Data excerpts
+ + + +

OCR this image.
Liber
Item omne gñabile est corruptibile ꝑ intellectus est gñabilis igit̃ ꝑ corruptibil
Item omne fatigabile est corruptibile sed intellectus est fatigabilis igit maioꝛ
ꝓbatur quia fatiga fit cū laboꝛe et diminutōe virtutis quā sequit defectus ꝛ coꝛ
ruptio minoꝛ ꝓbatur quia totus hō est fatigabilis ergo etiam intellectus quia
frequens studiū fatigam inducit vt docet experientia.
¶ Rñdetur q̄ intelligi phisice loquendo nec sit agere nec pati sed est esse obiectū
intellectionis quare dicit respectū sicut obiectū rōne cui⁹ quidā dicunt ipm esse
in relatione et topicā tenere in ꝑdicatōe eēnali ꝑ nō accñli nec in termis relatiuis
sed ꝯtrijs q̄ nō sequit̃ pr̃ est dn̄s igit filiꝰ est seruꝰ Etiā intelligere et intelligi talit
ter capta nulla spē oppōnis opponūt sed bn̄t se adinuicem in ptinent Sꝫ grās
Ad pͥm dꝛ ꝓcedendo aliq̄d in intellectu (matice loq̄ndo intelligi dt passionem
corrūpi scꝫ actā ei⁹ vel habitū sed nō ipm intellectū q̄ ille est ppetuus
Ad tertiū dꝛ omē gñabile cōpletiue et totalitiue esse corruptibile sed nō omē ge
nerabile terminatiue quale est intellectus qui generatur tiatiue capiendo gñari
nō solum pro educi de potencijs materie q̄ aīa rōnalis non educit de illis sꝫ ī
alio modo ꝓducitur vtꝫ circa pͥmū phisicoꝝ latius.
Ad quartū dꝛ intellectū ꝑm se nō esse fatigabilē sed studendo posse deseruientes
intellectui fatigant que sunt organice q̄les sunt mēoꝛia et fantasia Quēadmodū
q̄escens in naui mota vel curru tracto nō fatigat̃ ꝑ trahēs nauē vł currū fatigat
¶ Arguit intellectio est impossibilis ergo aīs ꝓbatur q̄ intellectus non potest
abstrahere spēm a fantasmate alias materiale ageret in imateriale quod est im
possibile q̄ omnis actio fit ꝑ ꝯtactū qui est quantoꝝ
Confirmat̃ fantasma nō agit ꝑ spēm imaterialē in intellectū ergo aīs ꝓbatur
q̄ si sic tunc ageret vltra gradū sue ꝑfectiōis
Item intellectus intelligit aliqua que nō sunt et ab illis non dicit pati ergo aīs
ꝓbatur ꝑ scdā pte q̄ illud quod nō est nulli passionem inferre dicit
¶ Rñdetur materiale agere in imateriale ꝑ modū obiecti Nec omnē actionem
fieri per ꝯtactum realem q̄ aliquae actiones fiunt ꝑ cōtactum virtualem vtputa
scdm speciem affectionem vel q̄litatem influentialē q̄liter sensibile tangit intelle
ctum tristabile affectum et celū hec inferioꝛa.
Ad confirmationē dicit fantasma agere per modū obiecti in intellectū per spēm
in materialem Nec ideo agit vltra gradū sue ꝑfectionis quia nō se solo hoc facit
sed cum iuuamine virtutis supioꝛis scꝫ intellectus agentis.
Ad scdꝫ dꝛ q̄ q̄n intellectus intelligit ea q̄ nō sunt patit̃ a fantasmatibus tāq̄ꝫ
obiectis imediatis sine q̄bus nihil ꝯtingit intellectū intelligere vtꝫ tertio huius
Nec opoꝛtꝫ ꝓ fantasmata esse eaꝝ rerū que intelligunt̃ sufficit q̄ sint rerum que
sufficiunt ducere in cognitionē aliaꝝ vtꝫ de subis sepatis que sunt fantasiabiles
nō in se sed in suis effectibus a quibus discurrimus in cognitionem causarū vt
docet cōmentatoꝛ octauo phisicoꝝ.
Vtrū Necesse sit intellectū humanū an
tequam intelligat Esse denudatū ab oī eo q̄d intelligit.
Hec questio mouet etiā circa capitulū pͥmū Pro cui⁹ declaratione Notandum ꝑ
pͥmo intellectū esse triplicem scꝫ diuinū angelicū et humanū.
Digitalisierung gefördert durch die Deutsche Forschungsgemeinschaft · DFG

+ + + +

Exercise goal:
Quote all the records exactly, please, leaving none out.

Response to the exercise:
OCR this image.
Liber
Item omne gñabile est corruptibile ꝑ intellectus est gñabilis igit̃ ꝑ corruptibil
Item omne fatigabile est corruptibile sed intellectus est fatigabilis igit maioꝛ
ꝓbatur quia fatiga fit cū laboꝛe et diminutōe virtutis quā sequit defectus ꝛ coꝛ
ruptio minoꝛ ꝓbatur quia totus hō est fatigabilis ergo etiam intellectus quia
frequens studiū fatigam inducit vt docet experientia.
¶ Rñdetur q̄ intelligi phisice loquendo nec sit agere nec pati sed est esse obiectū
intellectionis quare dicit respectū sicut obiectū rōne cui⁹ quidā dicunt ipm esse
in relatione et topicā tenere in ꝑdicatōe eēnali ꝑ nō accñli nec in termis relatiuis
sed ꝯtrijs q̄ nō sequit̃ pr̃ est dn̄s igit filiꝰ est seruꝰ Etiā intelligere et intelligi talit
ter capta nulla spē oppōnis opponūt sed bn̄t se adinuicem in ptinent Sꝫ grās
Ad pͥm dꝛ ꝓcedendo aliq̄d in intellectu (matice loq̄ndo intelligi dt passionem
corrūpi scꝫ actā ei⁹ vel habitū sed nō ipm intellectū q̄ ille est ppetuus
Ad tertiū dꝛ omē gñabile cōpletiue et totalitiue esse corruptibile sed nō omē ge
nerabile terminatiue quale est intellectus qui generatur tiatiue capiendo gñari
nō solum pro educi de potencijs materie q̄ aīa rōnalis non educit de illis sꝫ ī
alio modo ꝓducitur vtꝫ circa pͥmū phisicoꝝ latius.
Ad quartū dꝛ intellectū ꝑm se nō esse fatigabilē sed studendo posse deseruientes
intellectui fatigant que sunt organice q̄les sunt mēoꝛia et fantasia Quēadmodū
q̄escens in naui mota vel curru tracto nō fatigat̃ ꝑ trahēs nauē vł currū fatigat
¶ Arguit intellectio est impossibilis ergo aīs ꝓbatur q̄ intellectus non potest
abstrahere spēm a fantasmate alias materiale ageret in imateriale quod est im
possibile q̄ omnis actio fit ꝑ ꝯtactū qui est quantoꝝ
Confirmat̃ fantasma nō agit ꝑ spēm imaterialē in intellectū ergo aīs ꝓbatur
q̄ si sic tunc ageret vltra gradū sue ꝑfectiōis
Item intellectus intelligit aliqua que nō sunt et ab illis non dicit pati ergo aīs
ꝓbatur ꝑ scdā pte q̄ illud quod nō est nulli passionem inferre dicit
¶ Rñdetur materiale agere in imateriale ꝑ modū obiecti Nec omnē actionem
fieri per ꝯtactum realem q̄ aliquae actiones fiunt ꝑ cōtactum virtualem vtputa
scdm speciem affectionem vel q̄litatem influentialē q̄liter sensibile tangit intelle
ctum tristabile affectum et celū hec inferioꝛa.
Ad confirmationē dicit fantasma agere per modū obiecti in intellectū per spēm
in materialem Nec ideo agit vltra gradū sue ꝑfectionis quia nō se solo hoc facit
sed cum iuuamine virtutis supioꝛis scꝫ intellectus agentis.
Ad scdꝫ dꝛ q̄ q̄n intellectus intelligit ea q̄ nō sunt patit̃ a fantasmatibus tāq̄ꝫ
obiectis imediatis sine q̄bus nihil ꝯtingit intellectū intelligere vtꝫ tertio huius
Nec opoꝛtꝫ ꝓ fantasmata esse eaꝝ rerū que intelligunt̃ sufficit q̄ sint rerum que
sufficiunt ducere in cognitionē aliaꝝ vtꝫ de subis sepatis que sunt fantasiabiles
nō in se sed in suis effectibus a quibus discurrimus in cognitionem causarū vt
docet cōmentatoꝛ octauo phisicoꝝ.
Vtrū Necesse sit intellectū humanū an
tequam intelligat Esse denudatū ab oī eo q̄d intelligit.
Hec questio mouet etiā circa capitulū pͥmū Pro cui⁹ declaratione Notandum ꝑ
pͥmo intellectū esse triplicem scꝫ diuinū angelicū et humanū.
Digitalisierung gefördert durch die Deutsche Forschungsgemeinschaft · DFG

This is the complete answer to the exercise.